_SET PROBLEM_
Gather every line that includes the word "Devices", please.

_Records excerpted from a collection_
------------------------------

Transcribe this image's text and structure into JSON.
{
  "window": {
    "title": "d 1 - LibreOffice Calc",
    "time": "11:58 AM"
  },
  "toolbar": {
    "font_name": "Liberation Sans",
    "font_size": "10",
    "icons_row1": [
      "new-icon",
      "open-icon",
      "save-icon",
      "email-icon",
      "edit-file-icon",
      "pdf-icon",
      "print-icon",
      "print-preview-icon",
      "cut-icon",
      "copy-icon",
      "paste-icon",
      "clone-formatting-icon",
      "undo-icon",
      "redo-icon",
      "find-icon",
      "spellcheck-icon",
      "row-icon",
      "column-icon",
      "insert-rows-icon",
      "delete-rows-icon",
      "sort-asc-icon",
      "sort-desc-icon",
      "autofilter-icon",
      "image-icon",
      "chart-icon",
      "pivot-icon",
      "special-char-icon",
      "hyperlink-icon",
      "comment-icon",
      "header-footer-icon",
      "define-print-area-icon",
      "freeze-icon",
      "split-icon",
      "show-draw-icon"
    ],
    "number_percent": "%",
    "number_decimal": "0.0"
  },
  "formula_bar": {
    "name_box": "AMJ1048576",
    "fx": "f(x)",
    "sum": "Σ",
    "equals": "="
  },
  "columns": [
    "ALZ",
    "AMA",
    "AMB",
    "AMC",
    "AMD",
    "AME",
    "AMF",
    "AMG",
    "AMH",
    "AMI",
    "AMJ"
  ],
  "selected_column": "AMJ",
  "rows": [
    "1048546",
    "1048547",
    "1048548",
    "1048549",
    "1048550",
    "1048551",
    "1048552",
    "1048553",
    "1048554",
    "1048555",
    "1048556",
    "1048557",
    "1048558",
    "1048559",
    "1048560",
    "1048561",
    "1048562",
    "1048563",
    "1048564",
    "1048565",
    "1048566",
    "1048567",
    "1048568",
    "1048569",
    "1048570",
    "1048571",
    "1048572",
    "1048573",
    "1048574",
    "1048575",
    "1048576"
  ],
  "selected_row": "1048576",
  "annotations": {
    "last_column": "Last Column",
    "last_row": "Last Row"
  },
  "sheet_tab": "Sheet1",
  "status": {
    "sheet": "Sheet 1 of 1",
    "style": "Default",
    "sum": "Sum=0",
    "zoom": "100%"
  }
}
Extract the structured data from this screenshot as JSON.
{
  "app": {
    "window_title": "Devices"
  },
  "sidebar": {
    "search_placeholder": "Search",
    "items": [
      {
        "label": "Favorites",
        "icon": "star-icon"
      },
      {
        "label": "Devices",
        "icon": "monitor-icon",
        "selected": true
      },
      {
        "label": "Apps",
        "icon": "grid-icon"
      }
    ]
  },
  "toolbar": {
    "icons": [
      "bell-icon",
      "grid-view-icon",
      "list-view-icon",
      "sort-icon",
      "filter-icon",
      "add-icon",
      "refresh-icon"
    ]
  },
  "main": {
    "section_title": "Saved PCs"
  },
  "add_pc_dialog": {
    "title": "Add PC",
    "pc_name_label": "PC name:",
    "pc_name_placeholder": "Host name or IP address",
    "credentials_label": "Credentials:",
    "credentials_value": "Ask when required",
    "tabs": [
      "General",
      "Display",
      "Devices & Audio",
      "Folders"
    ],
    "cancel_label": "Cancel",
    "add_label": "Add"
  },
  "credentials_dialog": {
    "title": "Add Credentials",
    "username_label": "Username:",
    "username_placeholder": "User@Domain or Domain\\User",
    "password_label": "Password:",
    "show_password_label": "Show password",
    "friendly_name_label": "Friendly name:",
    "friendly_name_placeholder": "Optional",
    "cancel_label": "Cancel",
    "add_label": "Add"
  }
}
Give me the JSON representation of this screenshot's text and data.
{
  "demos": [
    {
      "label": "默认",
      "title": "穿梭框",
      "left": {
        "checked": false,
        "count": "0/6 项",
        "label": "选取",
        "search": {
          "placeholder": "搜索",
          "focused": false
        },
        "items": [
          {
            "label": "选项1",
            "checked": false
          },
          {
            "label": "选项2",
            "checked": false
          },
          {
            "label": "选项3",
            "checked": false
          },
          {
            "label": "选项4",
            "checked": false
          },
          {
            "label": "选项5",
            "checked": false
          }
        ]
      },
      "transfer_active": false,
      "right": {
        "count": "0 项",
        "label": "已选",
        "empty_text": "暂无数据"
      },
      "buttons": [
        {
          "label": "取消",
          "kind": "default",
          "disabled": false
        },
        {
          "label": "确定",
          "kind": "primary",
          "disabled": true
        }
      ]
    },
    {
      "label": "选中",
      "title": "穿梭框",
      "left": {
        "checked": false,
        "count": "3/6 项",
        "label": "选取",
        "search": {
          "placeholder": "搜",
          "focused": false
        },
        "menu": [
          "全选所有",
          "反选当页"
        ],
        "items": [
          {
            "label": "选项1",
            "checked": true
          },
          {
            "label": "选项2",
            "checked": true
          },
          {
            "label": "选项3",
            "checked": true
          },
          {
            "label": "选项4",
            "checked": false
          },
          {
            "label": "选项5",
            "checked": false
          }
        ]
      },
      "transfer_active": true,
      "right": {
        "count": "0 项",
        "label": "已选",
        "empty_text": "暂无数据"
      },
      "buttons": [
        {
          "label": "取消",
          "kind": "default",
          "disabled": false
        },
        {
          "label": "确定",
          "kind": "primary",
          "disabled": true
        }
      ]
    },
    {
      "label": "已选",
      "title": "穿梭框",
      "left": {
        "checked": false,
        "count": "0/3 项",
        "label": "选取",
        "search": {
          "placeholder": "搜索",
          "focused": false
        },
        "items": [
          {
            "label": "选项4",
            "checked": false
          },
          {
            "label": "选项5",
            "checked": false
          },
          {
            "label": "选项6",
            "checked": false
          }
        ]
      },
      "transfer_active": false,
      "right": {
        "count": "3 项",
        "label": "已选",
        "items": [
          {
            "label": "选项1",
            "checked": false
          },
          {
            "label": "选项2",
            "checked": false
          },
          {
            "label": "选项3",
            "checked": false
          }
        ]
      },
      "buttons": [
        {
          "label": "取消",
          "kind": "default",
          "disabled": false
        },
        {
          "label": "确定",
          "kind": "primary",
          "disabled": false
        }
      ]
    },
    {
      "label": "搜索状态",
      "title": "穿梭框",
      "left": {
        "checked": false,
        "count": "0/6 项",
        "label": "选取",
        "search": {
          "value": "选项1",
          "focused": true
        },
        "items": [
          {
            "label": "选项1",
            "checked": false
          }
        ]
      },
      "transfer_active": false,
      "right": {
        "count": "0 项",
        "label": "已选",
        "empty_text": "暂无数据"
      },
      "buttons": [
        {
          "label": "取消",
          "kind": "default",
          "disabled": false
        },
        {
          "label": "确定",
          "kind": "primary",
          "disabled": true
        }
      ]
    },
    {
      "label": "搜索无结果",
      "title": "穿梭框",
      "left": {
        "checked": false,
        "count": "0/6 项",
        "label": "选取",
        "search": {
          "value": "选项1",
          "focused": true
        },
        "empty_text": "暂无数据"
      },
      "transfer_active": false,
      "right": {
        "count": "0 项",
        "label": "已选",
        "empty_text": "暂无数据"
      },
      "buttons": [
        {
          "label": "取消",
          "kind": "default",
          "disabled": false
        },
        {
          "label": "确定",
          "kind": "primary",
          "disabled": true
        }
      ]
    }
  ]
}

------------------------------

_ANSWER TO THE EXERCISE_
    "window_title": "Devices"
        "label": "Devices",
      "Devices & Audio",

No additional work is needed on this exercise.